• **Problem details**:
Rewrite the data lines between the line holding "fault-time-header: Stan czasu" and the line holding "table-row [115, 440, 875, 520]", inclusive, as a Markdown table with the columns No. and Entry, skipping any blank lines.

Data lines
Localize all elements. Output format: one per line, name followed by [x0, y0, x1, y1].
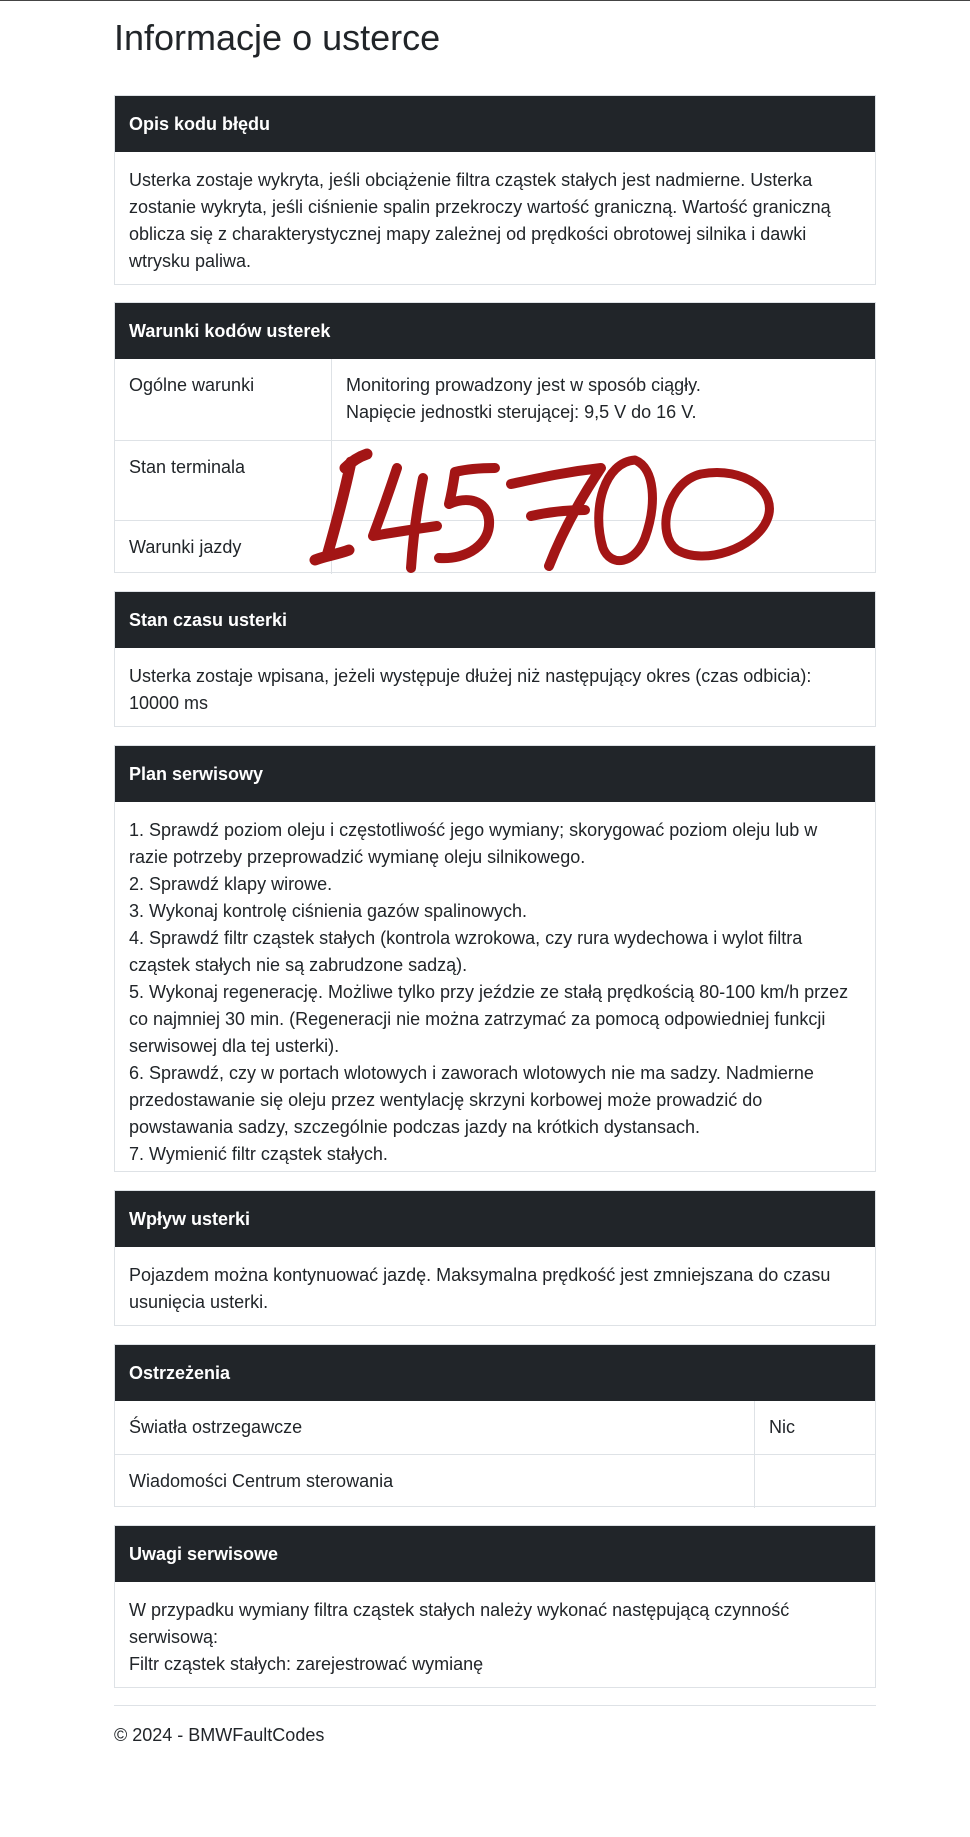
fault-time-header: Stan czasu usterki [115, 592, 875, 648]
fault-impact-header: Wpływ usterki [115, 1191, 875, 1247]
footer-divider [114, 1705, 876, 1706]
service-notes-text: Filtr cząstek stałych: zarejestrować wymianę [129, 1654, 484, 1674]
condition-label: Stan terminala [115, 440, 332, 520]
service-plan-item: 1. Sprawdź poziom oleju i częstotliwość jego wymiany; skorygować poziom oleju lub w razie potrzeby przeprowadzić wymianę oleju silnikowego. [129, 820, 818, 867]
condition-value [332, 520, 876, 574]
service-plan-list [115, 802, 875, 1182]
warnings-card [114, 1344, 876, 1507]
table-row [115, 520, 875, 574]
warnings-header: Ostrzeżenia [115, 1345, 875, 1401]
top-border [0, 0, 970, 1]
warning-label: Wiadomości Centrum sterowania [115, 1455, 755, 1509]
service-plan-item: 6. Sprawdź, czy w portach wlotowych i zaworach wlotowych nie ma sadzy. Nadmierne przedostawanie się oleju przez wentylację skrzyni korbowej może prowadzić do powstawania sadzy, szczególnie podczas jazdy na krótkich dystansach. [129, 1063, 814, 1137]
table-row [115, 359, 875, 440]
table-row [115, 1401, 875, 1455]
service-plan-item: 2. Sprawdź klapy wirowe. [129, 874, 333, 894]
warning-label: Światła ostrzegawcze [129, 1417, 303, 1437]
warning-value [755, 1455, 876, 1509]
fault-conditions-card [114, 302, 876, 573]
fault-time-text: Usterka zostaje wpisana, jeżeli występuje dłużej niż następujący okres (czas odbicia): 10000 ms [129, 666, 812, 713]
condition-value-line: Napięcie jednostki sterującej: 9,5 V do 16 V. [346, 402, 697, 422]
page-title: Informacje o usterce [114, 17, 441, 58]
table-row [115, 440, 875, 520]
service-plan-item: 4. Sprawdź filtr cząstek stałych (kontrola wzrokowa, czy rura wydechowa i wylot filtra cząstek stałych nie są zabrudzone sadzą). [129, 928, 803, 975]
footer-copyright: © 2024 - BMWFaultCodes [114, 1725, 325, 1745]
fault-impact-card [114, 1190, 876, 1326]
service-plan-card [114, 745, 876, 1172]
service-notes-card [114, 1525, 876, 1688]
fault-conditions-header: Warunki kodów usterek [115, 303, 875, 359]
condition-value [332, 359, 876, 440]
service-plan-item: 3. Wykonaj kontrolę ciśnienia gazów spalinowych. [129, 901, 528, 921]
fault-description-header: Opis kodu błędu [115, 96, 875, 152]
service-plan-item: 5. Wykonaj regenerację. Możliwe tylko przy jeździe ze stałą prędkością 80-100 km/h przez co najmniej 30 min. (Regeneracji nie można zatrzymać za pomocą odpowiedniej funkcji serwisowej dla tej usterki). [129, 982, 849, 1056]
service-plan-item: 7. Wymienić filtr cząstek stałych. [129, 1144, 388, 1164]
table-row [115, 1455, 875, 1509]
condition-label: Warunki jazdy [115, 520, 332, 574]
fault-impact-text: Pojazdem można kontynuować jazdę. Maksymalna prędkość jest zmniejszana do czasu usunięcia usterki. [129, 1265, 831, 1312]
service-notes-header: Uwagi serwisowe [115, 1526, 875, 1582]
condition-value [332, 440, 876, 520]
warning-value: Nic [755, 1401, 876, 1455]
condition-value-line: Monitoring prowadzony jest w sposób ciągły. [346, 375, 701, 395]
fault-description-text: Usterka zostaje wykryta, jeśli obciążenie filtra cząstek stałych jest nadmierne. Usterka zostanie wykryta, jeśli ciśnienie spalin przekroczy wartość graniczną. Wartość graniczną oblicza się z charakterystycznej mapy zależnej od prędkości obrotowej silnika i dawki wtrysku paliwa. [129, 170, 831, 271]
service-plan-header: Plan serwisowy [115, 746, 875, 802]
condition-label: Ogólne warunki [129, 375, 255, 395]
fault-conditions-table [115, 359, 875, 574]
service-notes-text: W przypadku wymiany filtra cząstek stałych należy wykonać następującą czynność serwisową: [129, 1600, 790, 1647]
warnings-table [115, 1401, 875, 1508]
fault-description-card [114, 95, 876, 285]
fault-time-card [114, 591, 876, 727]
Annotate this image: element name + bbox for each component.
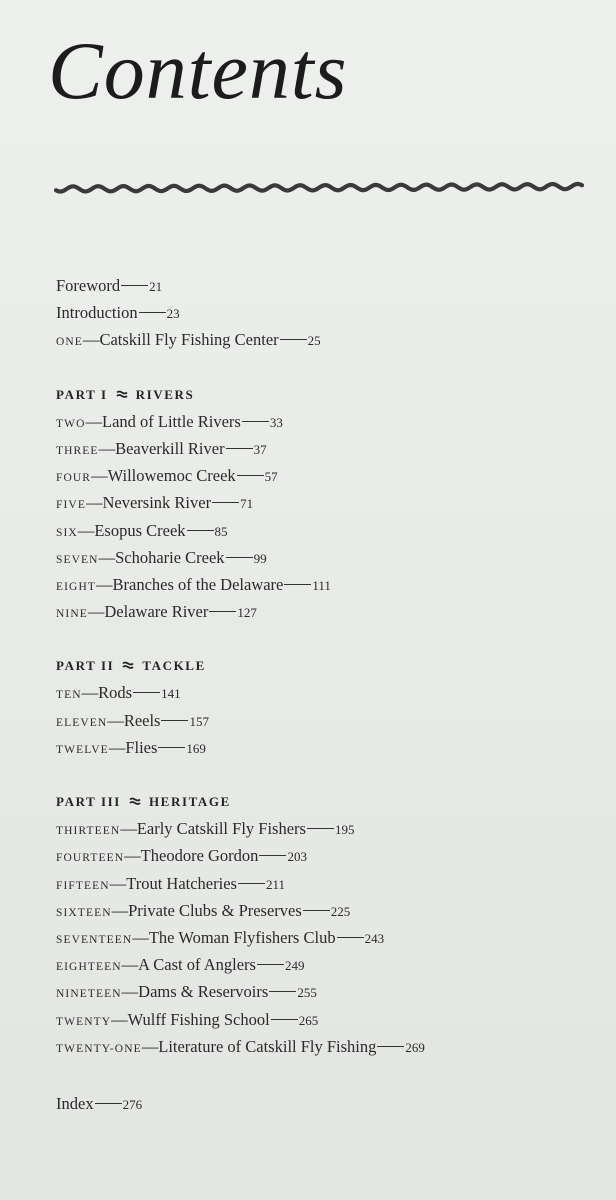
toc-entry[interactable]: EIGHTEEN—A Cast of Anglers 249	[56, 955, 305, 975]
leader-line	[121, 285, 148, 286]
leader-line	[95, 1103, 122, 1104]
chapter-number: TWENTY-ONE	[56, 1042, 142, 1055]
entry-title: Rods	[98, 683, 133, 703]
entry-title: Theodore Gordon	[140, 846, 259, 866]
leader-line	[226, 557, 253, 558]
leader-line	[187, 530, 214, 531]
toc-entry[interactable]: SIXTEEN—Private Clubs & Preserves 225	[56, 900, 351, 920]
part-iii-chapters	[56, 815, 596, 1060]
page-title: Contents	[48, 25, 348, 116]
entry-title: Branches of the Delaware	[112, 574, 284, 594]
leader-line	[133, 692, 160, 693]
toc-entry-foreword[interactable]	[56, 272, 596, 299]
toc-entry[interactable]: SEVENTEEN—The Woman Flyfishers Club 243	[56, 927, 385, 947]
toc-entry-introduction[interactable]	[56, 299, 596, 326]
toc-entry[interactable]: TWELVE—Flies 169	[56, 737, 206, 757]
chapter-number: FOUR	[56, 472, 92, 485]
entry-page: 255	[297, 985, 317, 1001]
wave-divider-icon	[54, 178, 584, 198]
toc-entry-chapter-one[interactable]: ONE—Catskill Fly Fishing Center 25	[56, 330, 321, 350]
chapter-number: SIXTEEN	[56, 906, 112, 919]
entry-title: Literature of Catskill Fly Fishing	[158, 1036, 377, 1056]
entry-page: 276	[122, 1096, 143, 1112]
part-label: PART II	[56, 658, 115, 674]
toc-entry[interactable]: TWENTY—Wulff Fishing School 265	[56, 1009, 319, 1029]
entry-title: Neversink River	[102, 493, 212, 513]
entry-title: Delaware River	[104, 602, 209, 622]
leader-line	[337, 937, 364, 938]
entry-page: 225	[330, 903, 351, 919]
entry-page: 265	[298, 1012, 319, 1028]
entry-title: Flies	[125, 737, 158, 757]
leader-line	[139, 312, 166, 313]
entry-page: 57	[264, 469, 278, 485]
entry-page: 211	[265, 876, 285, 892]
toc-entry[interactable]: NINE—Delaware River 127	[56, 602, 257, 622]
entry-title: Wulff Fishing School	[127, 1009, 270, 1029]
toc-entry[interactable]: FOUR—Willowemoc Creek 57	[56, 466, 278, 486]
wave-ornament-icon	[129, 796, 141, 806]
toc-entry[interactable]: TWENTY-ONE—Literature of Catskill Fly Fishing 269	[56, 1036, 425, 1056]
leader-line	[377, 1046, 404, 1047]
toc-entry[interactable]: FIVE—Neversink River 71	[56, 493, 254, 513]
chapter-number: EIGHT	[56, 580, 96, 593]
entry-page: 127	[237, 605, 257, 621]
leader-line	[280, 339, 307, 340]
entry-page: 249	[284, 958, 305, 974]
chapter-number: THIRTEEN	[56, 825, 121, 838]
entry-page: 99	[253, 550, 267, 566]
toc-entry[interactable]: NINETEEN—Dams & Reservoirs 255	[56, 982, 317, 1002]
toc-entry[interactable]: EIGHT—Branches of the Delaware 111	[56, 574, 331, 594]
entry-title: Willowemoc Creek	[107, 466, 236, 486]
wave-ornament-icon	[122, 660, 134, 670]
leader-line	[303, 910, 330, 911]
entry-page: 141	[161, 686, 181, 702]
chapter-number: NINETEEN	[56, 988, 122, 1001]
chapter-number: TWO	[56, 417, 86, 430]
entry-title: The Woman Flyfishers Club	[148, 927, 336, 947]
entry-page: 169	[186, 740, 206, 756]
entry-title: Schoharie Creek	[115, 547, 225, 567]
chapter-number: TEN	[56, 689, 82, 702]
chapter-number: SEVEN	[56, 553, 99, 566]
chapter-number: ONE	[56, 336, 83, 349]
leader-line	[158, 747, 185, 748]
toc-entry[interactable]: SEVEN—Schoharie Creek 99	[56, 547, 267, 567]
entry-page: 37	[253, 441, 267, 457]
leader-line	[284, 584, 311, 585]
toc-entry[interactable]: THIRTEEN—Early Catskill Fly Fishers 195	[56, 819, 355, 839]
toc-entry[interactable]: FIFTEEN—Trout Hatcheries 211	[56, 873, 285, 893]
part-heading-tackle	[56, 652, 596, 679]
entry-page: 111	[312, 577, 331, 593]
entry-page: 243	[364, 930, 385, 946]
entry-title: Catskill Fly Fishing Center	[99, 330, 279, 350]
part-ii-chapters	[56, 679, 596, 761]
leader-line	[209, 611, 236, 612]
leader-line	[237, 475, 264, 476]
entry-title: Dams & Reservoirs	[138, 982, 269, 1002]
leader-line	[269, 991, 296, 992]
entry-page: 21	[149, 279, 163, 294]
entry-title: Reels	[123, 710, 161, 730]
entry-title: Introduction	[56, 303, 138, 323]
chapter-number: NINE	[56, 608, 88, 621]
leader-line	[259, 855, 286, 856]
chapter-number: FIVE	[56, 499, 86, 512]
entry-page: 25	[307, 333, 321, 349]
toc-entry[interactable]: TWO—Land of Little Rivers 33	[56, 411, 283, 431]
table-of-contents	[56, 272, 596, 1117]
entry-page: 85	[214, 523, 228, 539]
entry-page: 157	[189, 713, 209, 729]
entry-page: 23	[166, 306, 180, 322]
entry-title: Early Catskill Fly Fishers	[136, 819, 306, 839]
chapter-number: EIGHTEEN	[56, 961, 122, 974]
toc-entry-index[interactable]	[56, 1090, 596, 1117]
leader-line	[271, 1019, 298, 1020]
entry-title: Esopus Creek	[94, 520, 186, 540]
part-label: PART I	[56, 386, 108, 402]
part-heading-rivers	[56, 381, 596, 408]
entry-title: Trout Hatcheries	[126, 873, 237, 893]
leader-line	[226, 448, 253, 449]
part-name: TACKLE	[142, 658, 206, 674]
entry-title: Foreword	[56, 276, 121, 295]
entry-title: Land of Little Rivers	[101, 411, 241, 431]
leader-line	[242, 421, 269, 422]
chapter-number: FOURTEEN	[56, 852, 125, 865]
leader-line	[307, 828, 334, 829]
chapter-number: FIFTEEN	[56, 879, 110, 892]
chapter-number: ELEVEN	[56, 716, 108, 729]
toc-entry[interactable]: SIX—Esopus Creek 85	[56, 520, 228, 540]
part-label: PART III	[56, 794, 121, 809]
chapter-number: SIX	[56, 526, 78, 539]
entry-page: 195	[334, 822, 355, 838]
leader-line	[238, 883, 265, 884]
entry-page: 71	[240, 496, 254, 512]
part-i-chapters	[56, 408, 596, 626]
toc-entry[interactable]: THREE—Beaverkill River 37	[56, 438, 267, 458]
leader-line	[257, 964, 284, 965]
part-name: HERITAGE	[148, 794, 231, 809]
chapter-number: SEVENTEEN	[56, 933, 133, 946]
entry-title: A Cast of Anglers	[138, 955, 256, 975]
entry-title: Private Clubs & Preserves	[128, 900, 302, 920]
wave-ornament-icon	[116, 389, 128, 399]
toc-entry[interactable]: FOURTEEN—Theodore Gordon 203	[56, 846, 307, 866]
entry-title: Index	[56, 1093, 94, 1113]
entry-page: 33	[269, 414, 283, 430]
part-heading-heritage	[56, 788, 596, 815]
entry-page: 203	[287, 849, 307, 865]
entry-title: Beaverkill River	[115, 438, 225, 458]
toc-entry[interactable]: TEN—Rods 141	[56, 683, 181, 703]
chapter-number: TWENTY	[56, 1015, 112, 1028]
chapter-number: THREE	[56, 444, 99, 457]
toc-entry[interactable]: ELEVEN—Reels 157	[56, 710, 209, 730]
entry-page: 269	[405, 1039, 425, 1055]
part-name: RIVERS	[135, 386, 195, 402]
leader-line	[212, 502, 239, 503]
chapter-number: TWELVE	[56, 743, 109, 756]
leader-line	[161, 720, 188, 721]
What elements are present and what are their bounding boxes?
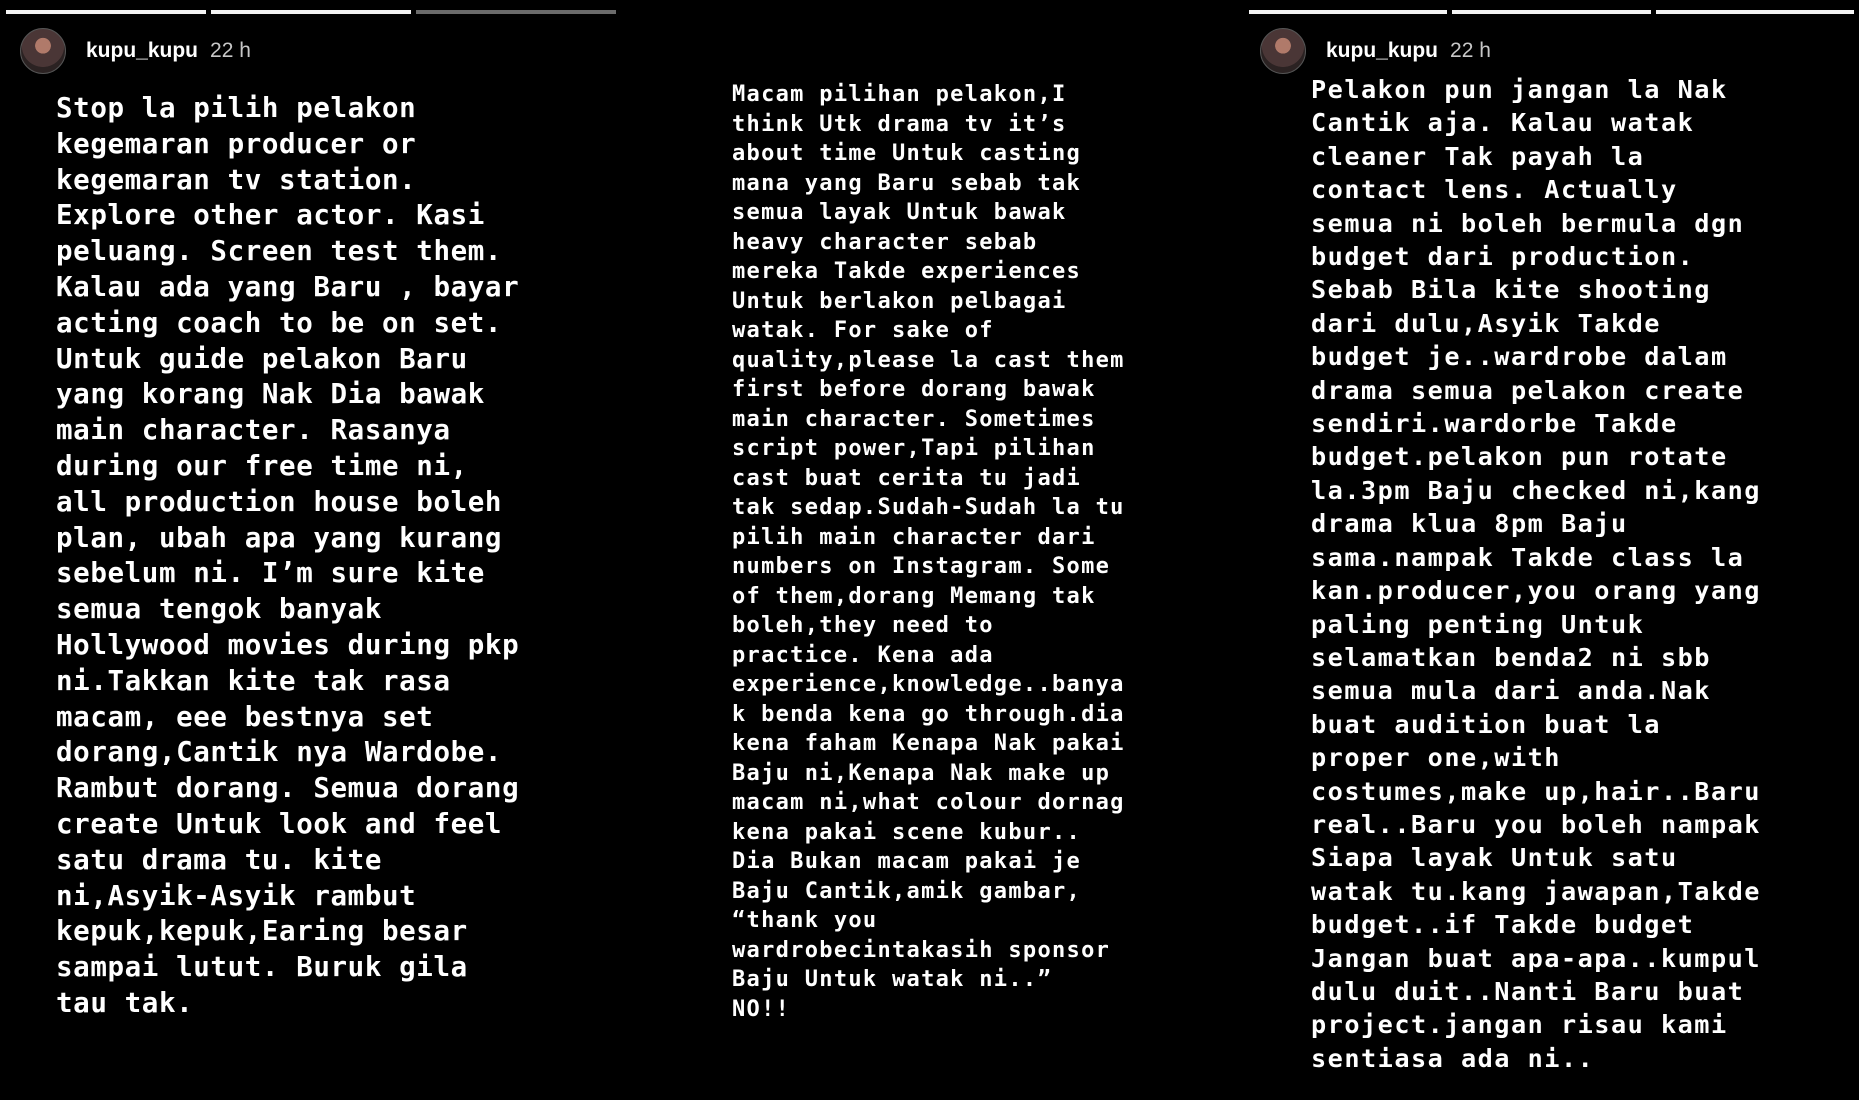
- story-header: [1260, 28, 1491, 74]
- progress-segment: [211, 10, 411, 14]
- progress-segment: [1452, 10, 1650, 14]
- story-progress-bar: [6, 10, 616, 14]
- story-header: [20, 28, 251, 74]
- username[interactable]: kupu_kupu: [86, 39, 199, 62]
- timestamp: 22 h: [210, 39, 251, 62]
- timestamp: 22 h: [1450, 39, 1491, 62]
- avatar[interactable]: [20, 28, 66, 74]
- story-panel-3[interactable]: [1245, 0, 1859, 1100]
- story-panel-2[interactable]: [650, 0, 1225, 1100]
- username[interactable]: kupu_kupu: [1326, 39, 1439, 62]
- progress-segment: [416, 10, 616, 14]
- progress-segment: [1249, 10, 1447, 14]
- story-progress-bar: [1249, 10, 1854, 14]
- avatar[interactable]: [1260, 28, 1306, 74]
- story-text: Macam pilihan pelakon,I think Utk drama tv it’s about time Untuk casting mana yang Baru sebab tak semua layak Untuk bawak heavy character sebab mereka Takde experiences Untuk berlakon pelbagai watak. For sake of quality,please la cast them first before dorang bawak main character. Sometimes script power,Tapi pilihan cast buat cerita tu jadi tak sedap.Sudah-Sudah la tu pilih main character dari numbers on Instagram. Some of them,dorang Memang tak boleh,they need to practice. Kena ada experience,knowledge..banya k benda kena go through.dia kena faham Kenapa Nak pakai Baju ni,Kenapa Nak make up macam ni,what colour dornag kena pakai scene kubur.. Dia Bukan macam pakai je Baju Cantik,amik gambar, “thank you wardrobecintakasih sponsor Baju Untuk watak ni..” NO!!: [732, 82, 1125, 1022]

• **Exercise result**:
| No. | Entry |
|---|---|
| 1 | fault-time-header: Stan czasu usterki [115, 592, 875, 648] |
| 2 | fault-impact-header: Wpływ usterki [115, 1191, 875, 1247] |
| 3 | footer-divider [114, 1705, 876, 1706] |
| 4 | service-notes-text: Filtr cząstek stałych: zarejestrować wymianę [129, 1654, 484, 1674] |
| 5 | condition-label: Stan terminala [115, 440, 332, 520] |
| 6 | service-plan-item: 1. Sprawdź poziom oleju i częstotliwość jego wymiany; skorygować poziom oleju lub w razie potrzeby przeprowadzić wymianę oleju silnikowego. [129, 820, 818, 867] |
| 7 | condition-value [332, 520, 876, 574] |
| 8 | service-plan-list [115, 802, 875, 1182] |
| 9 | warnings-card [114, 1344, 876, 1507] |
| 10 | table-row [115, 520, 875, 574] |
| 11 | warnings-header: Ostrzeżenia [115, 1345, 875, 1401] |
| 12 | top-border [0, 0, 970, 1] |
| 13 | warning-label: Wiadomości Centrum sterowania [115, 1455, 755, 1509] |
| 14 | service-plan-item: 6. Sprawdź, czy w portach wlotowych i zaworach wlotowych nie ma sadzy. Nadmierne przedostawanie się oleju przez wentylację skrzyni korbowej może prowadzić do powstawania sadzy, szczególnie podczas jazdy na krótkich dystansach. [129, 1063, 814, 1137] |
| 15 | table-row [115, 359, 875, 440] |
| 16 | table-row [115, 1401, 875, 1455] |
| 17 | service-plan-item: 2. Sprawdź klapy wirowe. [129, 874, 333, 894] |
| 18 | warning-label: Światła ostrzegawcze [129, 1417, 303, 1437] |
| 19 | warning-value [755, 1455, 876, 1509] |
| 20 | fault-conditions-card [114, 302, 876, 573] |
| 21 | fault-time-text: Usterka zostaje wpisana, jeżeli występuje dłużej niż następujący okres (czas odbicia): 10000 ms [129, 666, 812, 713] |
| 22 | condition-value-line: Napięcie jednostki sterującej: 9,5 V do 16 V. [346, 402, 697, 422] |
| 23 | page-title: Informacje o usterce [114, 17, 441, 58] |
| 24 | table-row [115, 440, 875, 520] |